* Given passage
Well, maybe we have to address the question of why Jesus calls the woman and her daughter "dogs" before we can draw a definite conclusion. You see it is pretty hard to find any explanation of this that doesn't sound racist. There is a possible explanation that says that Jesus is being deliberately shocking to contrast this woman's faith with the lack of it in the Pharisees he encountered in the immediately previous story, the one we heard last week. The Pharisees who had little reason to be offended, took offence at Jesus, and this woman who is given every reason to be offended is not, but has faith. And when it comes to the way we respond to Jesus, the opposite of faith is not doubt, but offence. We either put our faith in him, or we take offence at him. But even this theory relies on acknowledging that what Jesus says is offensive, racist, even if he was only doing it for shock and not for real.

But it also may have been for real, and this need not destroy our understanding of the sinless Jesus. We sometimes make the mistake of getting our concept of sinlessness tangled up with the idea of omniscience, and we need to separate them. Our understanding of Jesus' humanity depends on it. To say that Jesus was without sin does not mean that at the age of two, he could already discern between the things his mother said that were true and the things she said because that was the way she had been brought up. Anyone who is raised in a racist culture will grow up with racist assumptions, but at some point something happens and you become aware that this is not the only way to think. You become aware that you could choose not to think of gentiles as dogs. And at that point, whether it happens at age twelve or age thirty, you become responsible for being racist or not being racist. The decision you make at that moment will be to change or to sin. From that moment on, racism will no longer be just a part of your cultural inheritance, it will be a choice, and a sinful choice. And it is perfectly consistent with our understanding of Jesus as the person who never sinned that this is his moment of realisation. At this moment, this gentile woman challenges the racism of his inherited world view. And a lesser man would have been angered by the challenge and poured scorn on her. A lesser man could not have coped with the questioning of his people's beliefs. And a lesser man certainly wouldn't have accepted the challenge from a gentile, and even less from a gentile woman. But a real man, a perfect sinless whole human being is not only able to accept the challenge, but he is able to reframe his world view on the spot, acknowledge the wrongness of the position he had previously expressed, and respond with grace and humour. "Touche! You're absolutely right! Your words have carried the day. Go home. The demons are gone. Your daughter is free."

Now where does that leave us? Well it leaves us with Jesus having expressed something that we mostly take for granted — charity begins at home, look after your own first —and then promptly repented of it. And in case you think it was a one off, the very next story which we also heard read tonight has Jesus, still in gentile territory but on his way home, being asked to heal another gentile, and this time he has no questions. He responds readily.

When we turn across to our reading from the letter of James, we find that James has taken on board the radical implications of this, but that the churches are still struggling to come to terms with it. No surprise perhaps; the churches are still struggling to come to terms with it. "Sisters and brothers," says James, "if you really believe in our glorious Lord Jesus Christ, how come you still play favourites?" How come you are still more ready to welcome some people into your gatherings than others? How come you show a warmer and more enthusiastic welcome to that educated, employed, tolerant, socially aware, piano playing, couple with children, than you do to that awkward unemployed bloke with the heavy accent?

* Excerpted records
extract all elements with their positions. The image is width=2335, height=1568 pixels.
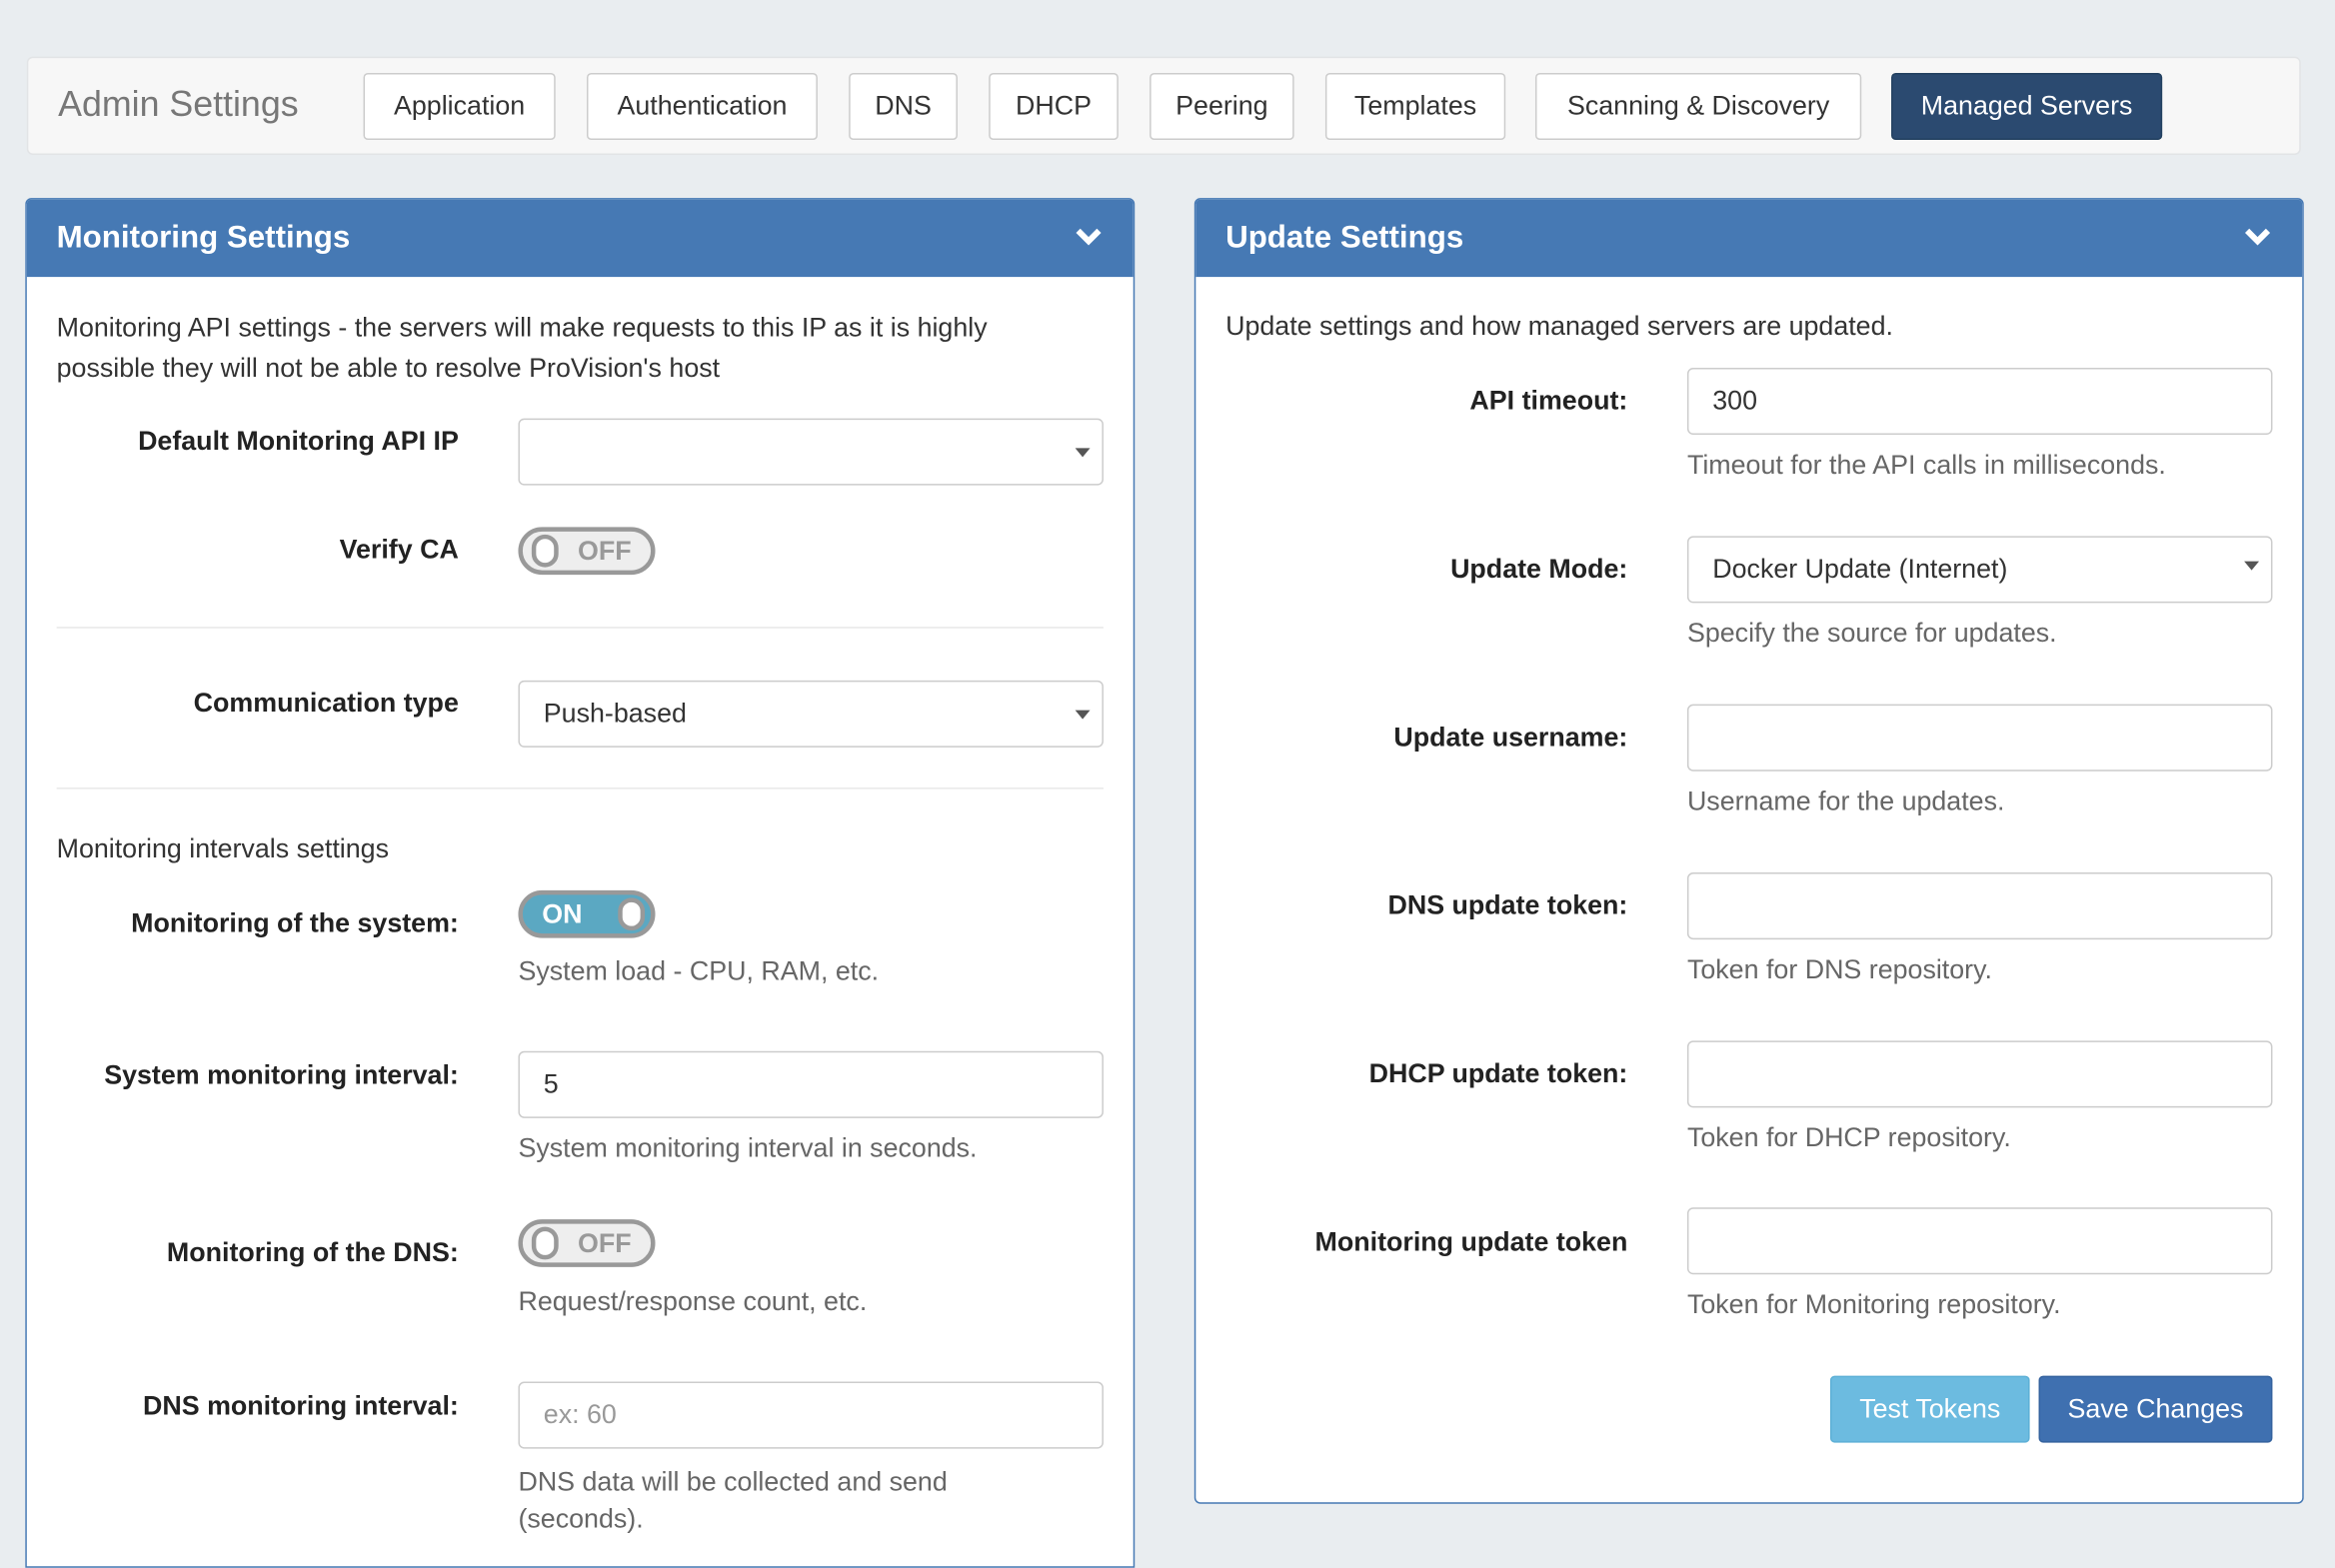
system-monitoring-help: System load - CPU, RAM, etc. bbox=[518, 955, 880, 986]
dns-interval-help: DNS data will be collected and send (sec… bbox=[518, 1466, 948, 1534]
input-value: 5 bbox=[543, 1068, 559, 1099]
dhcp-token-input[interactable] bbox=[1686, 1040, 2273, 1108]
monitoring-description: Monitoring API settings - the servers wi… bbox=[56, 312, 988, 383]
tab-peering[interactable]: Peering bbox=[1150, 73, 1294, 141]
chevron-down-icon[interactable] bbox=[1074, 222, 1104, 252]
verify-ca-label: Verify CA bbox=[339, 534, 459, 565]
tab-templates[interactable]: Templates bbox=[1324, 73, 1506, 141]
dns-token-help: Token for DNS repository. bbox=[1686, 953, 1992, 984]
caret-down-icon bbox=[1075, 448, 1091, 458]
monitoring-panel-header[interactable]: Monitoring Settings bbox=[26, 199, 1134, 278]
monitoring-token-input[interactable] bbox=[1686, 1207, 2273, 1275]
update-panel-header[interactable]: Update Settings bbox=[1195, 199, 2303, 278]
caret-down-icon bbox=[1075, 710, 1091, 720]
dhcp-token-label: DHCP update token: bbox=[1368, 1058, 1628, 1089]
toggle-state: OFF bbox=[578, 536, 632, 567]
toggle-state: ON bbox=[542, 898, 583, 929]
update-settings-panel: Update Settings Update settings and how … bbox=[1193, 198, 2304, 1504]
dns-interval-label: DNS monitoring interval: bbox=[142, 1390, 459, 1421]
verify-ca-toggle[interactable]: OFF bbox=[518, 527, 656, 576]
divider bbox=[56, 787, 1104, 789]
dns-monitoring-toggle[interactable]: OFF bbox=[518, 1219, 656, 1267]
monitoring-token-label: Monitoring update token bbox=[1314, 1226, 1628, 1257]
system-interval-help: System monitoring interval in seconds. bbox=[518, 1132, 978, 1163]
dns-token-label: DNS update token: bbox=[1387, 889, 1628, 920]
tab-dhcp[interactable]: DHCP bbox=[989, 73, 1119, 141]
dhcp-token-help: Token for DHCP repository. bbox=[1686, 1122, 2011, 1153]
tab-managed-servers[interactable]: Managed Servers bbox=[1891, 73, 2163, 141]
system-interval-input[interactable]: 5 bbox=[518, 1050, 1104, 1118]
test-tokens-button[interactable]: Test Tokens bbox=[1829, 1375, 2030, 1443]
toggle-knob bbox=[618, 897, 646, 931]
page-title: Admin Settings bbox=[58, 84, 299, 126]
toggle-state: OFF bbox=[578, 1228, 632, 1258]
select-value: Docker Update (Internet) bbox=[1712, 554, 2008, 585]
panel-title: Update Settings bbox=[1225, 220, 1464, 255]
update-description: Update settings and how managed servers … bbox=[1225, 311, 1893, 342]
tab-application[interactable]: Application bbox=[363, 73, 556, 141]
default-api-ip-label: Default Monitoring API IP bbox=[138, 426, 459, 456]
dns-token-input[interactable] bbox=[1686, 872, 2273, 940]
tab-scanning-discovery[interactable]: Scanning & Discovery bbox=[1534, 73, 1862, 141]
update-mode-help: Specify the source for updates. bbox=[1686, 618, 2057, 649]
admin-settings-bar: Admin Settings Application Authenticatio… bbox=[26, 56, 2301, 155]
update-username-input[interactable] bbox=[1686, 704, 2273, 772]
api-timeout-help: Timeout for the API calls in millisecond… bbox=[1686, 449, 2166, 480]
update-mode-select[interactable]: Docker Update (Internet) bbox=[1686, 536, 2273, 604]
toggle-knob bbox=[531, 1226, 559, 1260]
system-monitoring-label: Monitoring of the system: bbox=[131, 907, 459, 938]
input-placeholder: ex: 60 bbox=[543, 1399, 617, 1430]
caret-down-icon bbox=[2244, 561, 2260, 571]
api-timeout-label: API timeout: bbox=[1469, 385, 1628, 416]
select-value: Push-based bbox=[543, 698, 687, 729]
monitoring-settings-panel: Monitoring Settings Monitoring API setti… bbox=[25, 198, 1136, 1568]
divider bbox=[56, 627, 1104, 629]
monitoring-token-help: Token for Monitoring repository. bbox=[1686, 1289, 2061, 1319]
system-monitoring-toggle[interactable]: ON bbox=[518, 889, 656, 938]
communication-type-select[interactable]: Push-based bbox=[518, 680, 1104, 748]
api-timeout-input[interactable]: 300 bbox=[1686, 367, 2273, 436]
update-mode-label: Update Mode: bbox=[1450, 554, 1628, 585]
default-api-ip-select[interactable] bbox=[518, 418, 1104, 486]
communication-type-label: Communication type bbox=[193, 688, 459, 719]
intervals-heading: Monitoring intervals settings bbox=[56, 833, 390, 864]
input-value: 300 bbox=[1712, 385, 1758, 416]
chevron-down-icon[interactable] bbox=[2243, 222, 2273, 252]
panel-title: Monitoring Settings bbox=[56, 220, 351, 255]
system-interval-label: System monitoring interval: bbox=[104, 1059, 459, 1090]
dns-interval-input[interactable]: ex: 60 bbox=[518, 1381, 1104, 1449]
toggle-knob bbox=[531, 534, 559, 568]
tab-dns[interactable]: DNS bbox=[849, 73, 958, 141]
save-changes-button[interactable]: Save Changes bbox=[2038, 1375, 2273, 1443]
update-username-help: Username for the updates. bbox=[1686, 785, 2005, 816]
update-username-label: Update username: bbox=[1393, 722, 1628, 753]
dns-monitoring-help: Request/response count, etc. bbox=[518, 1286, 868, 1316]
tab-authentication[interactable]: Authentication bbox=[586, 73, 818, 141]
dns-monitoring-label: Monitoring of the DNS: bbox=[166, 1237, 459, 1267]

* Directions
1 > How would you translate this sentence from the sermon excerpt into Spanish: "And when it comes to the way we respond to Jesus, the opposite of faith is not doubt, but offence."?
2 > Do these statements agree with the sermon excerpt? Answer yes or no for each, quoting the deciding words: (a) Sinlessness and omniscience should be kept apart. (b) In the next story, Jesus hesitates before healing the second gentile. (c) James has failed to grasp the radical implications.

* Answers for the tasks
1 > Y en lo que respecta a la manera en que respondemos a Jesús, lo opuesto a la fe no es la duda, sino la ofensa.

2 >
(a) Yes: "We sometimes make the mistake of getting our concept of sinlessness tangled up with the idea of omniscience, and we need to separate them."
(b) No: "this time he has no questions. He responds readily."
(c) No: "James has taken on board the radical implications of this"